## Written request:
Go through the material and tally the lines containing the string "Любовь". Give the total alone.

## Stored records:
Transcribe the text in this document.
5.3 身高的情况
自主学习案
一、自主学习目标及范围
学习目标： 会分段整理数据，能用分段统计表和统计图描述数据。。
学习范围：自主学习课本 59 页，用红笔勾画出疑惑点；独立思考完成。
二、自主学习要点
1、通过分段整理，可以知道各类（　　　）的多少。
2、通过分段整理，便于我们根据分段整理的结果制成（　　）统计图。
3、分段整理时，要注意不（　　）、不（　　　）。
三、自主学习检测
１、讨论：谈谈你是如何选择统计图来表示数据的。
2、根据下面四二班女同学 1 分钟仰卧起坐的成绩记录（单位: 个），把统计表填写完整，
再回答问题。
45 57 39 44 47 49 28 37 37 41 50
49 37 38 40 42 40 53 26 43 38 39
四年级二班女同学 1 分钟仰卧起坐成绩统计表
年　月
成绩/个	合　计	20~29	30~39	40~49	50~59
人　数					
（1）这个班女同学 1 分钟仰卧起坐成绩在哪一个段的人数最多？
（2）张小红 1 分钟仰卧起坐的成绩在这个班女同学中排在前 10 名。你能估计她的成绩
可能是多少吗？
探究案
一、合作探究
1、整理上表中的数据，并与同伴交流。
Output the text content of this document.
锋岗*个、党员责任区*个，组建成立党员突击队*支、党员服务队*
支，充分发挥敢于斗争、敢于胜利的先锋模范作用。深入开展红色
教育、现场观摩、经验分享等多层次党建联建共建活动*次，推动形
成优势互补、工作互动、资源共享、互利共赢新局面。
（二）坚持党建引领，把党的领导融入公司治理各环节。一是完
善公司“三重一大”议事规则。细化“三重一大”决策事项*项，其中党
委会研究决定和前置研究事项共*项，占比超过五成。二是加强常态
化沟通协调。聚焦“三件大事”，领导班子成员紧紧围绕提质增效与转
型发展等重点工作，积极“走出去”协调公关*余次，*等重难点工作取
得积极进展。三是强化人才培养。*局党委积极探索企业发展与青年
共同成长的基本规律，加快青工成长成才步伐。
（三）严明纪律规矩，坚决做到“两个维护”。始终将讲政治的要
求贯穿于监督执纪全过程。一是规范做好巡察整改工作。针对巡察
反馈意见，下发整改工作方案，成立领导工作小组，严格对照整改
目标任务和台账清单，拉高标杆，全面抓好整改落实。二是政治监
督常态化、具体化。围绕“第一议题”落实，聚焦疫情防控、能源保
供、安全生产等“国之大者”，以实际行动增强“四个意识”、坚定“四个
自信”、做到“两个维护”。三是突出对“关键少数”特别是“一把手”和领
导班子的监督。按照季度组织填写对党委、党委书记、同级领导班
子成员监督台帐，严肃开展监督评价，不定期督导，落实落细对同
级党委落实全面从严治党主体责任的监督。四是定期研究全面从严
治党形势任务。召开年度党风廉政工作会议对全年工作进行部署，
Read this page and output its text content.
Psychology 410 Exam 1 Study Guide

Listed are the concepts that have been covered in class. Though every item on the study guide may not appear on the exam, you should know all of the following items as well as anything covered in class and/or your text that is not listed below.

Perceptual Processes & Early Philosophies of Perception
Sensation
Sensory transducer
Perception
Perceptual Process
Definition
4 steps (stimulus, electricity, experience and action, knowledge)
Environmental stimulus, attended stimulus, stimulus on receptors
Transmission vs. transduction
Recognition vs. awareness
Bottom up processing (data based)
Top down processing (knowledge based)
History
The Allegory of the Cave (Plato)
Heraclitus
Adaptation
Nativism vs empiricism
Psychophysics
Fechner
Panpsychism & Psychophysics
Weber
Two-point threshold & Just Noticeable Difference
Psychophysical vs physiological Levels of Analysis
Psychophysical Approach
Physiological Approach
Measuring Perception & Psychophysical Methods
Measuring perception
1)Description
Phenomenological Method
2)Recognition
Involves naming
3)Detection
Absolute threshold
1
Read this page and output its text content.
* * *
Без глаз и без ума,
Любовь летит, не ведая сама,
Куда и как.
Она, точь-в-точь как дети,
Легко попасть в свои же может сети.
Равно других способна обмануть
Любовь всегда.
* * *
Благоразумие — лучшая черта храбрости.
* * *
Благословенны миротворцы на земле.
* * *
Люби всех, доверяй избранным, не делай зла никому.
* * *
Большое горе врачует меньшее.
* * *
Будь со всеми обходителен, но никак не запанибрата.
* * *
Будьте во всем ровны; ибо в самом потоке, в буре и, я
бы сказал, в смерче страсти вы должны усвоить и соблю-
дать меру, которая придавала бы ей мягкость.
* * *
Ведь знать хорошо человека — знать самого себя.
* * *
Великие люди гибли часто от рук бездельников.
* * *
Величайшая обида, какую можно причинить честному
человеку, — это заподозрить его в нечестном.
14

## Written response:
2